Wie in Honduras gebe es einen Mangel an Medikamenten. Das Geld für Gesundheit und Bildung sei gekürzt worden, erklärt Zúniga. Auch in Panama sieht der Vertreter von PROCOSOL, Raúl Nunez, keine Verbesserungen. Präsident Martin Torrijos bezeichnet er als USA hörig.

Und Nicaragua? Damaris Aguilar von RENICC stellt die Lage des Landes nach 16 Jahren Neoliberalismus so dar: Der Sandinistenführer Daniel Ortega steht demnach vor schweren Aufgaben als Präsident. Er übernimmt die Regierung in dem nach Haiti ärmsten Land des Kontinents, wo zudem, nach Brasilien, die größten Unterschiede zwischen Arm und Reich bestehen .

Und auf dem Weltmarkt werden die Produkte des Landes jedes Jahr billiger, die importierten Maschinen und technischen Geräte jedoch immer teurer. Der freie Markt wird derweil durch die Agrarsubventionen in den USA zu einer Farce. Billige Agrarimporte aus den USA bedrohen mehr und mehr die Existenz der nicaraguanischen Campesinos. Die Ergebnisse von 16 Jahren Neoliberalismus lassen sich kurz zusammenfassen: 34% Analphabetismus, 850 000 Kinder außerhalb des Bildungssystems, Tausende ohne Zugang zu Gesundheitsversorgung, mindestens 30 Prozent Arbeitslosigkeit, das Fehlen von 400000´Wohnungen. Die Nicaraguaner scheinen, wie andere Zentralamerikaner auch, mit den Füßen abzustimmen. Eine Millionen Nicaraguaner lebt außerhalb des Landes, 5,5 Millionen in Nicaragua.

Was man tun kann? "Artikulieren", sich verstärken" und „mobilisieren", lauten die Schlagwörter. Die Protestform soll gewaltfrei sein. Dass starke zivilgesellschaftliche Bündnisse etwas bewirken können, meint auch der nicaraguanische Ökonom Adolfo Acevedo Vogl. In Costa Rica sei das Freihandelsabkommen DR-CAFTA auch deshalb noch nicht ratifiziert worden, weil es starke Proteste aus der Zivilgesellschaft gegeben habe. „Das soziale Gewissen der Nation ist hier stärker ausgeprägt", stellt der Ökonom fest. Bei dem Abkommen geht es um mehr als um Freihandel, beispielsweise auch um Patentrechte auf Wirkstoffe bestimmter Pflanzenarten. Ein für Zentralamerika besonders wichtiges Thema, da die Region besonders reich an Biodiversität ist. An den besonders scharfen IWF- Auflagen für Nicaragua, sei auch die fehlende Mobilisierung gegen die Regeln des IWF und mangelnde Information der Bevölkerung Schuld. Für Honduras sind die Auflagen bei Weitem weniger streng. Honduras kann deshalb mehr in Bildung investieren.

----------------------------------------

# [DETAILS ZUR AUFGABE]
Gib bitte aus dem Text über Zentralamerika den Teil wortgetreu wieder, der bei „Wie in Honduras“ beginnt und bei „als USA hörig.“ endet.

# [EINTRÄGE IM DATENSATZ]
----------------------------------------

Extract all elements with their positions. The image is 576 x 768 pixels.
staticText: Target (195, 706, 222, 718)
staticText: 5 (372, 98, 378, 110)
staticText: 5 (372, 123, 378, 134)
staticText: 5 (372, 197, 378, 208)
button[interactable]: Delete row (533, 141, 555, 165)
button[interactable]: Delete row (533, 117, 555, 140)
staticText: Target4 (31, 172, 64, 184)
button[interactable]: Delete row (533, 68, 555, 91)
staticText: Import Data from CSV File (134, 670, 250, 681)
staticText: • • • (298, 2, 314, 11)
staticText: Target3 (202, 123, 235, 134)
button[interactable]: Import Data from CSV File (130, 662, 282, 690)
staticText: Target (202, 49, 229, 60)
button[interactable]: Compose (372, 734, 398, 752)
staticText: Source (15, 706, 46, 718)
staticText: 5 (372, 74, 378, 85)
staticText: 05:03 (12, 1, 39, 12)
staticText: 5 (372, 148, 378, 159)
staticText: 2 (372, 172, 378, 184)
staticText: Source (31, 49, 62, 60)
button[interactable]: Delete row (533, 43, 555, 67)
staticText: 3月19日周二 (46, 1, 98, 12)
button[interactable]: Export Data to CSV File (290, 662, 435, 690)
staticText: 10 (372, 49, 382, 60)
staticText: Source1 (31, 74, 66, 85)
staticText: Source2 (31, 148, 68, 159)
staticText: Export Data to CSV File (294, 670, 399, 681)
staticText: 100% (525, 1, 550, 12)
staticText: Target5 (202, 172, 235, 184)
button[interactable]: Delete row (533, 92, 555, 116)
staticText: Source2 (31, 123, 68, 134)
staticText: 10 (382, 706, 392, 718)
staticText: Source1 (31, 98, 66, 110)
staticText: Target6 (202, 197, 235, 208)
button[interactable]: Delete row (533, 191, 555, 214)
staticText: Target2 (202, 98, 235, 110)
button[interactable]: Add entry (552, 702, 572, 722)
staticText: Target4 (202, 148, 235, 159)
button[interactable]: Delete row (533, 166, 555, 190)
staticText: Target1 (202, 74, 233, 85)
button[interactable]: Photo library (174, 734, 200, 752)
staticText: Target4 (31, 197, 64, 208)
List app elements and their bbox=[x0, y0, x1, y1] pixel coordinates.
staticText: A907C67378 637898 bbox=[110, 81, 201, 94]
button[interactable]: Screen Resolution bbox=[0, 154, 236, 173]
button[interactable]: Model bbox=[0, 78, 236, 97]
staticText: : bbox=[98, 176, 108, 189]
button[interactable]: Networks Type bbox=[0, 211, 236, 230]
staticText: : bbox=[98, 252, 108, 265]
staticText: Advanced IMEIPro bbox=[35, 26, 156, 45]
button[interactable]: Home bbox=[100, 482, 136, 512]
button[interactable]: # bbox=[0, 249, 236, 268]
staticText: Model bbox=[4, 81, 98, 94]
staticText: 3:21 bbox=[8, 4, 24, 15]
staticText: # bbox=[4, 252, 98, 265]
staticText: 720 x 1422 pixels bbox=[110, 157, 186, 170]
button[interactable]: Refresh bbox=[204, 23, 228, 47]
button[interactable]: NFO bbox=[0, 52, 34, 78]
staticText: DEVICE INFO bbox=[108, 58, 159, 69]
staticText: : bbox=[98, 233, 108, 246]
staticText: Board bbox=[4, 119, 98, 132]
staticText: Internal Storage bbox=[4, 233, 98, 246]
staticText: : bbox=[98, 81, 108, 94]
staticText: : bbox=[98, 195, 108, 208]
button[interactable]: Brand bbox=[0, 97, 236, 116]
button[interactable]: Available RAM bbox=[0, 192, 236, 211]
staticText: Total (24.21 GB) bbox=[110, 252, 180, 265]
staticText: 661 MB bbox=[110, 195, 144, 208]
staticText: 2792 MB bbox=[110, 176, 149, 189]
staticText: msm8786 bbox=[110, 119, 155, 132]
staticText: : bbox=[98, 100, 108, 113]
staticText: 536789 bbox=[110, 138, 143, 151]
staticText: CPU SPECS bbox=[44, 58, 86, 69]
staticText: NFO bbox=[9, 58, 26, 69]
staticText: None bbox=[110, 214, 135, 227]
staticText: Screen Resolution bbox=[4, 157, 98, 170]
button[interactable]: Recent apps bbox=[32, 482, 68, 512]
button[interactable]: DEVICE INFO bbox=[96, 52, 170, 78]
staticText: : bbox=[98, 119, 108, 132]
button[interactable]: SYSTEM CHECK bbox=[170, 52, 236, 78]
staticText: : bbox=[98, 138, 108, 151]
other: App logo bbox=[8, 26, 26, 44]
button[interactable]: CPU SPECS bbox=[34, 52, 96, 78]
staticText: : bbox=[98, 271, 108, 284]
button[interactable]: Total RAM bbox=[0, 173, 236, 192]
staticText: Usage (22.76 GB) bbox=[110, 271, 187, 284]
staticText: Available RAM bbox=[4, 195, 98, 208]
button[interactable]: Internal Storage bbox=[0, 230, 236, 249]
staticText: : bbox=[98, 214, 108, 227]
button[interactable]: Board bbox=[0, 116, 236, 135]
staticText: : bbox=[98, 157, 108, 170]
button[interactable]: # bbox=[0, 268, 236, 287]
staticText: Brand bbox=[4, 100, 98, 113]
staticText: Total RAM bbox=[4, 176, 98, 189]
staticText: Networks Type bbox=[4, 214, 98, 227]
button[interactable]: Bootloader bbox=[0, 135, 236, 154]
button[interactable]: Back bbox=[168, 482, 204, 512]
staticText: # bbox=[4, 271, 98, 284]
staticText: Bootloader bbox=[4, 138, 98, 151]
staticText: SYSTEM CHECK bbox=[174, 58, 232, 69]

----------------------------------------

# [ANTWORT]
Wie in Honduras gebe es einen Mangel an Medikamenten. Das Geld für Gesundheit und Bildung sei gekürzt worden, erklärt Zúniga. Auch in Panama sieht der Vertreter von PROCOSOL, Raúl Nunez, keine Verbesserungen. Präsident Martin Torrijos bezeichnet er als USA hörig.